» **Objective**
Identify each line below containing the string "still" and copy it.

» **Provided data**
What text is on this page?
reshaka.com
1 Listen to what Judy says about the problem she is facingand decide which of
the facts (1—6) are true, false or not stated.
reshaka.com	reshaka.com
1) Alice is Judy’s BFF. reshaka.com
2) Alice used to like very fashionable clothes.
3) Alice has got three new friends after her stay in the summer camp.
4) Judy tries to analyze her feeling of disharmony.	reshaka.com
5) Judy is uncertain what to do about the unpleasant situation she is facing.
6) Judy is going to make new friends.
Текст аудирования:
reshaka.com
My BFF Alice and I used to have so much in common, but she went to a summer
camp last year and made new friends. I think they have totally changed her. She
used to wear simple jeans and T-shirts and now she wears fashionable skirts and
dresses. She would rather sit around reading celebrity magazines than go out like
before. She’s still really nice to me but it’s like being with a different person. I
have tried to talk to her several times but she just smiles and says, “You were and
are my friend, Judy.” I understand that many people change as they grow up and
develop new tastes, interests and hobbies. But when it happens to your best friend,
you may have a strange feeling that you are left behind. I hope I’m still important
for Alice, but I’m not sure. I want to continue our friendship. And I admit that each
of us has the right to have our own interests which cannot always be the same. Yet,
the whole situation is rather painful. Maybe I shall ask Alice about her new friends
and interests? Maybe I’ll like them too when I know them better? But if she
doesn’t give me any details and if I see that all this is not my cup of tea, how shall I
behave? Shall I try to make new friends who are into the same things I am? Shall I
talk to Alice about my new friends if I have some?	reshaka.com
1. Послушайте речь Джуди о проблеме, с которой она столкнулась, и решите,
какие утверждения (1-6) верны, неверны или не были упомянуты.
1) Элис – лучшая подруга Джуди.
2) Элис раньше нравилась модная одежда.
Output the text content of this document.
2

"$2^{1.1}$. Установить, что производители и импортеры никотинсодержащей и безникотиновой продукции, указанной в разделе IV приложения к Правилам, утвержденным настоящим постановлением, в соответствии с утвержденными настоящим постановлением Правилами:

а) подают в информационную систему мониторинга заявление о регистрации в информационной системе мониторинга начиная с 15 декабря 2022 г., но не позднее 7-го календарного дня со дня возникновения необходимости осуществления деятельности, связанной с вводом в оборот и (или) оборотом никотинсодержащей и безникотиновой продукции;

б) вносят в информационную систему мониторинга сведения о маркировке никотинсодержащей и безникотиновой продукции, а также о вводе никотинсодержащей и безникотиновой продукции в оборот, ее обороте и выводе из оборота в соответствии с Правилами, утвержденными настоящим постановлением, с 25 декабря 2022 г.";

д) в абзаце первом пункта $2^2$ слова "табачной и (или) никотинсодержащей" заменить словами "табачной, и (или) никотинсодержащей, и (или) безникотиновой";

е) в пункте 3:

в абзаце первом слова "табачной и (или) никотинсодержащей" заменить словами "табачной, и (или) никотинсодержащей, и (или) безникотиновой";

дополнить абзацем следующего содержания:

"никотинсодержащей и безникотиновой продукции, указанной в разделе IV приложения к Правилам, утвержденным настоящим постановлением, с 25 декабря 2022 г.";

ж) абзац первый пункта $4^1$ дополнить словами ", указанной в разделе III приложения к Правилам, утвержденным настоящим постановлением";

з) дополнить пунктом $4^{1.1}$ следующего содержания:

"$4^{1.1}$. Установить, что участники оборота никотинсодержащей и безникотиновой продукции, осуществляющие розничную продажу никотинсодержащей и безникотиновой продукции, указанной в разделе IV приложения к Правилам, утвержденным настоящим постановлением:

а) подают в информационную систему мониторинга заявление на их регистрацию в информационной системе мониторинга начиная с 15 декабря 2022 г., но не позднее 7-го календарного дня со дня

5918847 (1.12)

» **Written response**
before. She’s still really nice to me but it’s like being with a different person. I
you may have a strange feeling that you are left behind. I hope I’m still important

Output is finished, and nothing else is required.